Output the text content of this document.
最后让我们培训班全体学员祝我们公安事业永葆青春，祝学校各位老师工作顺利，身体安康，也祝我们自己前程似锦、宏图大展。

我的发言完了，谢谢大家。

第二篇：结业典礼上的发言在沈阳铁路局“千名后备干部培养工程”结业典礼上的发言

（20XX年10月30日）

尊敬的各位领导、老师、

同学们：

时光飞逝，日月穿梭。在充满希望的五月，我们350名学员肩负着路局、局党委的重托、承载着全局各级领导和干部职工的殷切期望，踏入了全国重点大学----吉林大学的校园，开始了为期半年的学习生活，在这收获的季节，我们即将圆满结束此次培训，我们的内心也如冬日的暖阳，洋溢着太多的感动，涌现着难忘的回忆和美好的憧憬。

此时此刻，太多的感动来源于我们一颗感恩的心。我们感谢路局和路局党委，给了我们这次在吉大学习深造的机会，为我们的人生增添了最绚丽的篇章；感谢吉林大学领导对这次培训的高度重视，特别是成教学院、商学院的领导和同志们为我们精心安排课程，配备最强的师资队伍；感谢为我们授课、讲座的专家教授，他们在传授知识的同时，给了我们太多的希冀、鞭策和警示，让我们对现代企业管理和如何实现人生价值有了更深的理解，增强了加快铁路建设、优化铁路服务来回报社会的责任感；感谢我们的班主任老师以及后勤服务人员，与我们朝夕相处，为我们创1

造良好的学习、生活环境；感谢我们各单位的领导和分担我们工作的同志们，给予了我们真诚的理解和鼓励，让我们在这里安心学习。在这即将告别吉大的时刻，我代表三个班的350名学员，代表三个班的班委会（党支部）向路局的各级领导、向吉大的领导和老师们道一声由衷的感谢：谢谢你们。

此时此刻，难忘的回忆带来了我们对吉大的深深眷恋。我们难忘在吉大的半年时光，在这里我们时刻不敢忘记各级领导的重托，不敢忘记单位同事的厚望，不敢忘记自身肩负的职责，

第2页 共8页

--

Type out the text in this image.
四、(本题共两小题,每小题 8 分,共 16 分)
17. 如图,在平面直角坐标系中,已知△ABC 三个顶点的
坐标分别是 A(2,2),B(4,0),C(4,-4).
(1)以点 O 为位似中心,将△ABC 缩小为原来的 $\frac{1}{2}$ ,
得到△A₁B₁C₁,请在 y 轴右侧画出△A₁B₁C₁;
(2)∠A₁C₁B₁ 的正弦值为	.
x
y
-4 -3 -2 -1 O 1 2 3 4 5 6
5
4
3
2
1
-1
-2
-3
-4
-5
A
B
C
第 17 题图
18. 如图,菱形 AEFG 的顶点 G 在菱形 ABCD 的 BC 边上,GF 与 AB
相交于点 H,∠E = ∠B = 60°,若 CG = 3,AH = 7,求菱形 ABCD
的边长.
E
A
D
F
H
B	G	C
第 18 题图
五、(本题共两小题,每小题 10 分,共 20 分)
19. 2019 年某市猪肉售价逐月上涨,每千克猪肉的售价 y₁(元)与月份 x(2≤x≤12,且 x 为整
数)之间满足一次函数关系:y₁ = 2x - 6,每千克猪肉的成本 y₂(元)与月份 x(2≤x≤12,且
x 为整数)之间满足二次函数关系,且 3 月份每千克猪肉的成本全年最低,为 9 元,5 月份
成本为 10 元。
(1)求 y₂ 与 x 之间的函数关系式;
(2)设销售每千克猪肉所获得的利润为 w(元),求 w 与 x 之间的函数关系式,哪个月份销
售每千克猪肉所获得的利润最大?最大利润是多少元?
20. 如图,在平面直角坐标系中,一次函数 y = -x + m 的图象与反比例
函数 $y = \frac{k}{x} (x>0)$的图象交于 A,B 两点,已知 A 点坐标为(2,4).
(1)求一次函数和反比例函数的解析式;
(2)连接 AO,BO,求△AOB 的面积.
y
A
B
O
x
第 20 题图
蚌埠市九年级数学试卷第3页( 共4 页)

_Short exercise_: Write down the number of lines where the word "之间的函数关系式" appears, and nothing further.

_Answer to the exercise_: 2